- WHAT THE TASK ASKS: Extract every line from the records below that contains the word "большое".

▬▬▬▬▬▬

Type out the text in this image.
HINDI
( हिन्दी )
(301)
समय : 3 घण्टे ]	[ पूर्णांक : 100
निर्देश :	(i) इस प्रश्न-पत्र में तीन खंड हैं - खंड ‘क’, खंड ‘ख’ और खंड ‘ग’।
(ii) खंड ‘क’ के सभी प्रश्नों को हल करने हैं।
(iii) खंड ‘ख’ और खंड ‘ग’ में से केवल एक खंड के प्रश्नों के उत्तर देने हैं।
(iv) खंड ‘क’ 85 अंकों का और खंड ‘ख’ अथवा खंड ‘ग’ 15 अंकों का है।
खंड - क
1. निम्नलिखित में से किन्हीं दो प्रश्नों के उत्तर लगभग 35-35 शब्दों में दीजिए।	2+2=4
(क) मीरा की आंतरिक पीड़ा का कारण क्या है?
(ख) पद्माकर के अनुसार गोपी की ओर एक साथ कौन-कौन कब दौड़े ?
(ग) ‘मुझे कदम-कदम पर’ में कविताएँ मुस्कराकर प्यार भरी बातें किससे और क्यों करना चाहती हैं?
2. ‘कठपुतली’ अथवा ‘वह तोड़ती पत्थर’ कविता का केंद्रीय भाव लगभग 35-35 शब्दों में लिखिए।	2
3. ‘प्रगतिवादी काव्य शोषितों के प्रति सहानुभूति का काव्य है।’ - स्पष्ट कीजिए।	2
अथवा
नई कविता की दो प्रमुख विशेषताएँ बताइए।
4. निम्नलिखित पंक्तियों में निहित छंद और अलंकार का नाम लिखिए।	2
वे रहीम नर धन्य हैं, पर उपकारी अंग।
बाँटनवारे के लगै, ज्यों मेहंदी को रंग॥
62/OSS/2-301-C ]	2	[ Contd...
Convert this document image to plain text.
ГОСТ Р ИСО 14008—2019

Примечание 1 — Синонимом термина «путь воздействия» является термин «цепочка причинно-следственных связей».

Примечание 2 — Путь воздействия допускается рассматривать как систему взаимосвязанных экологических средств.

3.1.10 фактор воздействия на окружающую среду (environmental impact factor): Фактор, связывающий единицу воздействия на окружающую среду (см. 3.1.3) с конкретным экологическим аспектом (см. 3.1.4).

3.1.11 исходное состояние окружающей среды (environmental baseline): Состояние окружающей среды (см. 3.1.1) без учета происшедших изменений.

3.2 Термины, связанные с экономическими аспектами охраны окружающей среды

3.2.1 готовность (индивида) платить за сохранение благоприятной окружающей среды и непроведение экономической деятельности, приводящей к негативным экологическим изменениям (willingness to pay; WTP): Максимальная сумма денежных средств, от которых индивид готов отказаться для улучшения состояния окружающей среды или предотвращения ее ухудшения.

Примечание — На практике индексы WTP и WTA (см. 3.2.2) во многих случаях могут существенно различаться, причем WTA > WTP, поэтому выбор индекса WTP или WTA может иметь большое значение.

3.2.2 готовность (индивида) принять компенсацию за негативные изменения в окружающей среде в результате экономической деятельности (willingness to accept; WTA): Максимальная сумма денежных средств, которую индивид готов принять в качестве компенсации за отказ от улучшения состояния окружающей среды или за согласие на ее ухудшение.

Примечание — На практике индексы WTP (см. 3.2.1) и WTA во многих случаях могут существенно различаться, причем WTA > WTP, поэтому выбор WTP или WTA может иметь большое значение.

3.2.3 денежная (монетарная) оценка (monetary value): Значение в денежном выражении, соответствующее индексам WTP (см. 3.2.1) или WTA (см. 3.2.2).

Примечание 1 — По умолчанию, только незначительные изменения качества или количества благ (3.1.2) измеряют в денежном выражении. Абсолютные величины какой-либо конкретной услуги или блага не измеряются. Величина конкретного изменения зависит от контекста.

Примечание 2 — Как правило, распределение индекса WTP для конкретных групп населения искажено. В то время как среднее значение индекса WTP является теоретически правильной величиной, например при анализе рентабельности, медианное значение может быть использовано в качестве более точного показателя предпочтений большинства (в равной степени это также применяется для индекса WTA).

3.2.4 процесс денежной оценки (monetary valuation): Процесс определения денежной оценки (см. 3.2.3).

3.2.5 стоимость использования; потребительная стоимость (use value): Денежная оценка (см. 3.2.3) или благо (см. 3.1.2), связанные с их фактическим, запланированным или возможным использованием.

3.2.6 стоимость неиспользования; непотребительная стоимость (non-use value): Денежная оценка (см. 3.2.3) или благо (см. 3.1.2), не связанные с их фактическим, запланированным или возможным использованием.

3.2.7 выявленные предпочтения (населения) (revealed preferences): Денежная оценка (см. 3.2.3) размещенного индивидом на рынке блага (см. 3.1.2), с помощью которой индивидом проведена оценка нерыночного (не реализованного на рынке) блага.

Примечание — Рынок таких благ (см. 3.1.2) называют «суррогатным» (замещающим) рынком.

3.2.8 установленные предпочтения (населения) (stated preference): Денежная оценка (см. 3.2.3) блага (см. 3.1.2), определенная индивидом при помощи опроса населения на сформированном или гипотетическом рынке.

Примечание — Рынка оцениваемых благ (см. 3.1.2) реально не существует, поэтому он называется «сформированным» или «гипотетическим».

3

▬▬▬▬▬▬

- ANSWER TO THIS TASK:
Примечание — На практике индексы WTP и WTA (см. 3.2.2) во многих случаях могут существенно различаться, причем WTA > WTP, поэтому выбор индекса WTP или WTA может иметь большое значение.
Примечание — На практике индексы WTP (см. 3.2.1) и WTA во многих случаях могут существенно различаться, причем WTA > WTP, поэтому выбор WTP или WTA может иметь большое значение.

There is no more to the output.